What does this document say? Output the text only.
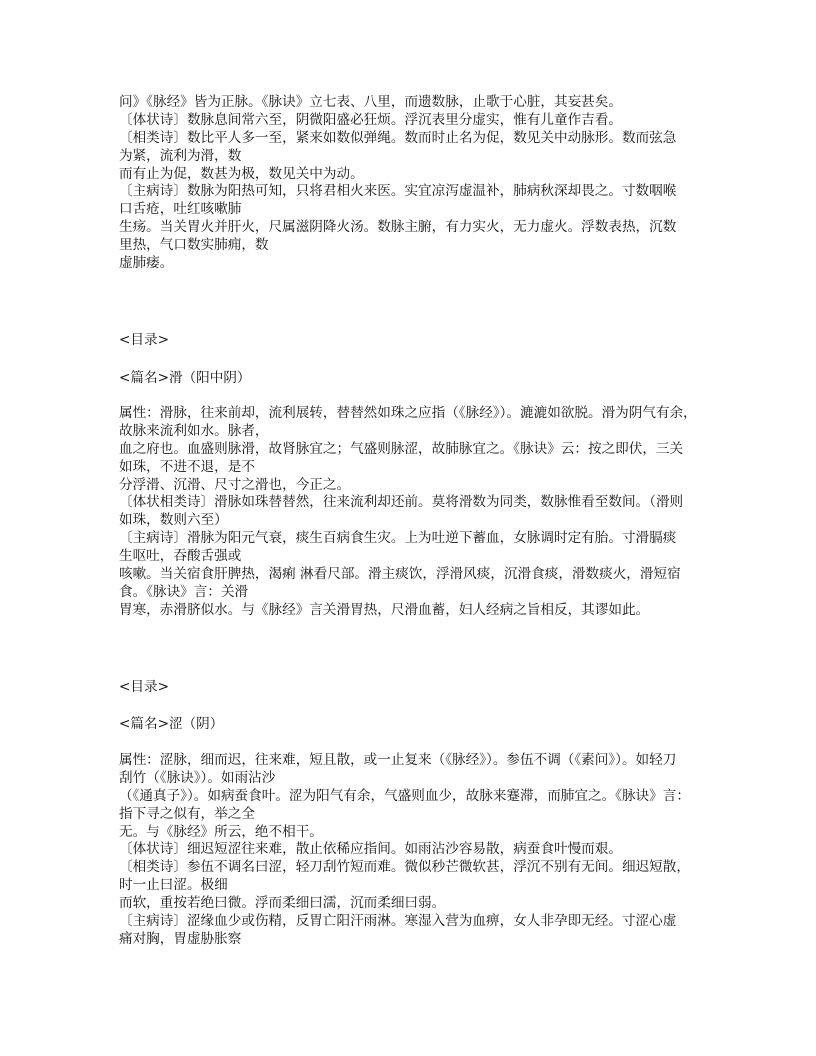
问》《脉经》皆为正脉。《脉诀》立七表、八里，而遗数脉，止歌于心脏，其妄甚矣。
〔体状诗〕数脉息间常六至，阴微阳盛必狂烦。浮沉表里分虚实，惟有儿童作吉看。
〔相类诗〕数比平人多一至，紧来如数似弹绳。数而时止名为促，数见关中动脉形。数而弦急
为紧，流利为滑，数
而有止为促，数甚为极，数见关中为动。
〔主病诗〕数脉为阳热可知，只将君相火来医。实宜凉泻虚温补，肺病秋深却畏之。寸数咽喉
口舌疮，吐红咳嗽肺
生疡。当关胃火并肝火，尺属滋阴降火汤。数脉主腑，有力实火，无力虚火。浮数表热，沉数
里热，气口数实肺痈，数
虚肺痿。
<目录>
<篇名>滑（阳中阴）
属性：滑脉，往来前却，流利展转，替替然如珠之应指（《脉经》）。漉漉如欲脱。滑为阴气有余，
故脉来流利如水。脉者，
血之府也。血盛则脉滑，故肾脉宜之；气盛则脉涩，故肺脉宜之。《脉诀》云：按之即伏，三关
如珠，不进不退，是不
分浮滑、沉滑、尺寸之滑也，今正之。
〔体状相类诗〕滑脉如珠替替然，往来流利却还前。莫将滑数为同类，数脉惟看至数间。（滑则
如珠，数则六至）
〔主病诗〕滑脉为阳元气衰，痰生百病食生灾。上为吐逆下蓄血，女脉调时定有胎。寸滑膈痰
生呕吐，吞酸舌强或
咳嗽。当关宿食肝脾热，渴痢 淋看尺部。滑主痰饮，浮滑风痰，沉滑食痰，滑数痰火，滑短宿
食。《脉诀》言：关滑
胃寒，赤滑脐似水。与《脉经》言关滑胃热，尺滑血蓄，妇人经病之旨相反，其谬如此。
<目录>
<篇名>涩（阴）
属性：涩脉，细而迟，往来难，短且散，或一止复来（《脉经》）。参伍不调（《素问》）。如轻刀
刮竹（《脉诀》）。如雨沾沙
（《通真子》）。如病蚕食叶。涩为阳气有余，气盛则血少，故脉来蹇滞，而肺宜之。《脉诀》言：
指下寻之似有，举之全
无。与《脉经》所云，绝不相干。
〔体状诗〕细迟短涩往来难，散止依稀应指间。如雨沾沙容易散，病蚕食叶慢而艰。
〔相类诗〕参伍不调名曰涩，轻刀刮竹短而难。微似秒芒微软甚，浮沉不别有无间。细迟短散，
时一止曰涩。极细
而软，重按若绝曰微。浮而柔细曰濡，沉而柔细曰弱。
〔主病诗〕涩缘血少或伤精，反胃亡阳汗雨淋。寒湿入营为血痹，女人非孕即无经。寸涩心虚
痛对胸，胃虚胁胀察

★ ★ ★ ★

* **Goal**
Print all of the entries word for word. Omit the pictures they contain.

* **Response to this exercise**
What does this document say? Output the text only.
问》《脉经》皆为正脉。《脉诀》立七表、八里，而遗数脉，止歌于心脏，其妄甚矣。
〔体状诗〕数脉息间常六至，阴微阳盛必狂烦。浮沉表里分虚实，惟有儿童作吉看。
〔相类诗〕数比平人多一至，紧来如数似弹绳。数而时止名为促，数见关中动脉形。数而弦急
为紧，流利为滑，数
而有止为促，数甚为极，数见关中为动。
〔主病诗〕数脉为阳热可知，只将君相火来医。实宜凉泻虚温补，肺病秋深却畏之。寸数咽喉
口舌疮，吐红咳嗽肺
生疡。当关胃火并肝火，尺属滋阴降火汤。数脉主腑，有力实火，无力虚火。浮数表热，沉数
里热，气口数实肺痈，数
虚肺痿。
<目录>
<篇名>滑（阳中阴）
属性：滑脉，往来前却，流利展转，替替然如珠之应指（《脉经》）。漉漉如欲脱。滑为阴气有余，
故脉来流利如水。脉者，
血之府也。血盛则脉滑，故肾脉宜之；气盛则脉涩，故肺脉宜之。《脉诀》云：按之即伏，三关
如珠，不进不退，是不
分浮滑、沉滑、尺寸之滑也，今正之。
〔体状相类诗〕滑脉如珠替替然，往来流利却还前。莫将滑数为同类，数脉惟看至数间。（滑则
如珠，数则六至）
〔主病诗〕滑脉为阳元气衰，痰生百病食生灾。上为吐逆下蓄血，女脉调时定有胎。寸滑膈痰
生呕吐，吞酸舌强或
咳嗽。当关宿食肝脾热，渴痢 淋看尺部。滑主痰饮，浮滑风痰，沉滑食痰，滑数痰火，滑短宿
食。《脉诀》言：关滑
胃寒，赤滑脐似水。与《脉经》言关滑胃热，尺滑血蓄，妇人经病之旨相反，其谬如此。
<目录>
<篇名>涩（阴）
属性：涩脉，细而迟，往来难，短且散，或一止复来（《脉经》）。参伍不调（《素问》）。如轻刀
刮竹（《脉诀》）。如雨沾沙
（《通真子》）。如病蚕食叶。涩为阳气有余，气盛则血少，故脉来蹇滞，而肺宜之。《脉诀》言：
指下寻之似有，举之全
无。与《脉经》所云，绝不相干。
〔体状诗〕细迟短涩往来难，散止依稀应指间。如雨沾沙容易散，病蚕食叶慢而艰。
〔相类诗〕参伍不调名曰涩，轻刀刮竹短而难。微似秒芒微软甚，浮沉不别有无间。细迟短散，
时一止曰涩。极细
而软，重按若绝曰微。浮而柔细曰濡，沉而柔细曰弱。
〔主病诗〕涩缘血少或伤精，反胃亡阳汗雨淋。寒湿入营为血痹，女人非孕即无经。寸涩心虚
痛对胸，胃虚胁胀察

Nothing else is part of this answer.